DIRECTION: Search the material and gather each line with "verified" in it.

STORED ROWS:
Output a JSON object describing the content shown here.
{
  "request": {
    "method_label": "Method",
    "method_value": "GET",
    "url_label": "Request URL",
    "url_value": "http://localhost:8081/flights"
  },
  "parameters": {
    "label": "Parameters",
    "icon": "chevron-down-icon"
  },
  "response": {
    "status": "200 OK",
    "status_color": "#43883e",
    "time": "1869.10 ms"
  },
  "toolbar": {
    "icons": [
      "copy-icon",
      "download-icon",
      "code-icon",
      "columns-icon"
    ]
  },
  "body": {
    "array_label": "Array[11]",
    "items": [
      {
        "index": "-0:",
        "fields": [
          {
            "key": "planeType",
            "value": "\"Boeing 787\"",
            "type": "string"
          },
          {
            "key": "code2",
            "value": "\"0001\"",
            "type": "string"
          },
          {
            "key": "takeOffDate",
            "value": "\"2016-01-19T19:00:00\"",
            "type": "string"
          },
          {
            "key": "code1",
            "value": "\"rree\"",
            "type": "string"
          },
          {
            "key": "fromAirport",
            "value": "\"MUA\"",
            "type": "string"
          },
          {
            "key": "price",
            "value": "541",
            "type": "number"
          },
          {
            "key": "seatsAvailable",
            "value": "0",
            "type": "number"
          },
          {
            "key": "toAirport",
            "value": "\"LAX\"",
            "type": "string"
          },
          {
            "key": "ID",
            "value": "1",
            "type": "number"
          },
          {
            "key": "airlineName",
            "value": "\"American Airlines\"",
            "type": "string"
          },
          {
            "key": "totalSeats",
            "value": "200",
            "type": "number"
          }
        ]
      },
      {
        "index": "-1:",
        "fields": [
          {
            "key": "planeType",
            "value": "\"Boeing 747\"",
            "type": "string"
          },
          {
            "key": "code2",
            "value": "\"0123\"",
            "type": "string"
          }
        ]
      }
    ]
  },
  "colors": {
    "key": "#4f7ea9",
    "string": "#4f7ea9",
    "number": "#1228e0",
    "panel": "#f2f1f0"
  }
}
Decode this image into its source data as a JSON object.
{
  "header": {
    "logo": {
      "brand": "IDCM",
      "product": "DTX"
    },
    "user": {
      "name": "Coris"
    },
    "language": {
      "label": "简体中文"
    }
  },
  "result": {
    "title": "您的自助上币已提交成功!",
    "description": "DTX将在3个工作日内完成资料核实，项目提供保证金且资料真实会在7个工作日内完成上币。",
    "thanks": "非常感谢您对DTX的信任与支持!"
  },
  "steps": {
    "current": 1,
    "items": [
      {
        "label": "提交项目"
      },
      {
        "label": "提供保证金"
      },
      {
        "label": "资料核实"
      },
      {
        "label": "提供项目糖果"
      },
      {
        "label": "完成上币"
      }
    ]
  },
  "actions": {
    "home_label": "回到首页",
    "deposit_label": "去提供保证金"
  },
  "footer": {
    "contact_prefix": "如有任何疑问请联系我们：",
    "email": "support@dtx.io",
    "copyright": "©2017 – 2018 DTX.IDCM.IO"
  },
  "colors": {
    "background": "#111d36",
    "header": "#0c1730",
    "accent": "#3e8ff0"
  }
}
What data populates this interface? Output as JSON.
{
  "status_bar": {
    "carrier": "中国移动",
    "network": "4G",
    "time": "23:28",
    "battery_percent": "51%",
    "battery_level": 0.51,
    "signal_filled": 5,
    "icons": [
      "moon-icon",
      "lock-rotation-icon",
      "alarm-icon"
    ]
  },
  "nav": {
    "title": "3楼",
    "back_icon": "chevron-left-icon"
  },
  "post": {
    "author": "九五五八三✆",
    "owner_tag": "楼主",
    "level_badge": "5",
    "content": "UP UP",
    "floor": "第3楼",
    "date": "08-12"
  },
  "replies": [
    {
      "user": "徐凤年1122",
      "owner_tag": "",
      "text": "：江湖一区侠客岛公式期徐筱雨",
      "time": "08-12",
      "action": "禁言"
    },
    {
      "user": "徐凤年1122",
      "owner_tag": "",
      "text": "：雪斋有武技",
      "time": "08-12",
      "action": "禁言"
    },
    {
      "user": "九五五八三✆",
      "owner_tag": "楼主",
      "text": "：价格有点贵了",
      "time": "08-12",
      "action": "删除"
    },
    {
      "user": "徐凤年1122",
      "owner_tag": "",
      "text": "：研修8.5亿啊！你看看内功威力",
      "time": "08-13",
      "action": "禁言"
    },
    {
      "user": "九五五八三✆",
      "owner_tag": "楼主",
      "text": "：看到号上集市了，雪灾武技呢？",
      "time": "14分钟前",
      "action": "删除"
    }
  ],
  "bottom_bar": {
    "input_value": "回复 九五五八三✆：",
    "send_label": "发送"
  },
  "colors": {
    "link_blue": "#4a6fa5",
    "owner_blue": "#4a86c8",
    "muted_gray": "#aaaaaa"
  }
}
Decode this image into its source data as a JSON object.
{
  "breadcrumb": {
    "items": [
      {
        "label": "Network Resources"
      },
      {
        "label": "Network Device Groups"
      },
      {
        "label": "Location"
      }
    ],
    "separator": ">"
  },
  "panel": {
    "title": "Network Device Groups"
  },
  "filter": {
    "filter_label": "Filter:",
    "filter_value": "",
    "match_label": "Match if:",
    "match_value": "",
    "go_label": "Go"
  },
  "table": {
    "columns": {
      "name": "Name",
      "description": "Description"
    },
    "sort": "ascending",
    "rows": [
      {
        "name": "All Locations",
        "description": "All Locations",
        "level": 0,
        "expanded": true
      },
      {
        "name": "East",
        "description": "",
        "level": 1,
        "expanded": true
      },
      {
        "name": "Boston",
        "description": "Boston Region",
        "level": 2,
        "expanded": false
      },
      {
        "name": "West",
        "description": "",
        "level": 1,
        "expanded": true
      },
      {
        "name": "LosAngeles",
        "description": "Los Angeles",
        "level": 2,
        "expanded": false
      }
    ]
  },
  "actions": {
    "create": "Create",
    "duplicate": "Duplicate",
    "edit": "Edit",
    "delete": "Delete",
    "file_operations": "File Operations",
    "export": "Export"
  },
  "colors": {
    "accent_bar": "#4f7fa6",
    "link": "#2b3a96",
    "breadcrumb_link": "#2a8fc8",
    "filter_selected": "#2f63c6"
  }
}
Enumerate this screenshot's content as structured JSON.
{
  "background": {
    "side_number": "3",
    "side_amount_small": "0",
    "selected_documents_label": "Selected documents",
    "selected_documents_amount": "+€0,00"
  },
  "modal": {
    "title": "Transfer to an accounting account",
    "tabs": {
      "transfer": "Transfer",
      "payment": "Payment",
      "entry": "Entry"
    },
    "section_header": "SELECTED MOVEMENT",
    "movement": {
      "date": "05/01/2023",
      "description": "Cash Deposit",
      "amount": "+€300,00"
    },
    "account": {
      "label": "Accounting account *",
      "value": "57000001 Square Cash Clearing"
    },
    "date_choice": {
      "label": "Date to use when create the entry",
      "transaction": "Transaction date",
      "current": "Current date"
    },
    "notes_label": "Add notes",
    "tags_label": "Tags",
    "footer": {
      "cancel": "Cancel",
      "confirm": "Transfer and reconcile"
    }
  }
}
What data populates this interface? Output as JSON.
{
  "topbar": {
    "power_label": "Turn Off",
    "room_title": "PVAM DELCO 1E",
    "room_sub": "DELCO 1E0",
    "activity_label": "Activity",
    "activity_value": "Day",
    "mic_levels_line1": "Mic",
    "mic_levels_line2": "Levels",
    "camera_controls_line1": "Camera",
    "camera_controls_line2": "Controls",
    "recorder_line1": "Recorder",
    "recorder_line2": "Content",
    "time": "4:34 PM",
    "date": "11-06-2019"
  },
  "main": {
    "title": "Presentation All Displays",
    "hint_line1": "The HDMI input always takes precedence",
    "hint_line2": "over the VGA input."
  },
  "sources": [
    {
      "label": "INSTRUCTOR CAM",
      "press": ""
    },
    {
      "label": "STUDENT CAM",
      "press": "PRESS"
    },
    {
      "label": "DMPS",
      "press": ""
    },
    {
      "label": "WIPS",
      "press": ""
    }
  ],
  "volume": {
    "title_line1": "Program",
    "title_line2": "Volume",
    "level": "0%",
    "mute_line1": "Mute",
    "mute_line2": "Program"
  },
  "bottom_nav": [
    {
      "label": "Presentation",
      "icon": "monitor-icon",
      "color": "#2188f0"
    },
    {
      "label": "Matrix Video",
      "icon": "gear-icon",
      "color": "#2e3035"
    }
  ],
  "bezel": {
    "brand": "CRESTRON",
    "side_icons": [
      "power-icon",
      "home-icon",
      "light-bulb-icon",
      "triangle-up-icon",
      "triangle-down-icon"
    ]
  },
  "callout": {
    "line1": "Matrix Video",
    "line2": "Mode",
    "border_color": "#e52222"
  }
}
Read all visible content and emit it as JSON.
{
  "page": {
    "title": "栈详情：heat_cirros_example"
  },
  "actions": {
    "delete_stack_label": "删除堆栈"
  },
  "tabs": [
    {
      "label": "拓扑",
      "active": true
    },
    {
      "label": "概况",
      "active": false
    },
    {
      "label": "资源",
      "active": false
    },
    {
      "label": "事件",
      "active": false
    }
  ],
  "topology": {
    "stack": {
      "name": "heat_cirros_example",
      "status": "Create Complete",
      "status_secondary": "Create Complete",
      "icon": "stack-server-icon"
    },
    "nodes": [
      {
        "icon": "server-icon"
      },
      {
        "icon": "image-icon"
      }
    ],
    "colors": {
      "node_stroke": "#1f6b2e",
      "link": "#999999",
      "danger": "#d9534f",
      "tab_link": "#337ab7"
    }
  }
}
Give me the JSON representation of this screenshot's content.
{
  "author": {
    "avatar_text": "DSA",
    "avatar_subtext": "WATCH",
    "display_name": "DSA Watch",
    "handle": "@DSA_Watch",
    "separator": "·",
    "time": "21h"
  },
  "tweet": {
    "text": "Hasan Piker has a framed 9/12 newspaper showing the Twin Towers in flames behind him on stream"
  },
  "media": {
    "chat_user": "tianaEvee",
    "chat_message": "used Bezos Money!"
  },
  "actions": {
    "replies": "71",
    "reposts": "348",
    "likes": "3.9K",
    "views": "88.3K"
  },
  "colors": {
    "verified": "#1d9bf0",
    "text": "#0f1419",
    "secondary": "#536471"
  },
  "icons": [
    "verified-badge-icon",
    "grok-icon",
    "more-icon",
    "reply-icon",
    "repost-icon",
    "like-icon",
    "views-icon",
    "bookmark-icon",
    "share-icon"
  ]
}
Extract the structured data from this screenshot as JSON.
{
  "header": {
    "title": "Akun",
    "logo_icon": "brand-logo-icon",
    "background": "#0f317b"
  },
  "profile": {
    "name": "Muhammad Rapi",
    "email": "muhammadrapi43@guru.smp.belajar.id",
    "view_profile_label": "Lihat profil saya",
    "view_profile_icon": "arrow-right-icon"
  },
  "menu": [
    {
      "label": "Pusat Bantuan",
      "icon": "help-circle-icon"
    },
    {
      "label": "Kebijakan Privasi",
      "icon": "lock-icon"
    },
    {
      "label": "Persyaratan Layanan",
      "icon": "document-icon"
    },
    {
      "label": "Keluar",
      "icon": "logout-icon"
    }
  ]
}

SOLUTION BELOW:
    "verified": "#1d9bf0",
    "verified-badge-icon",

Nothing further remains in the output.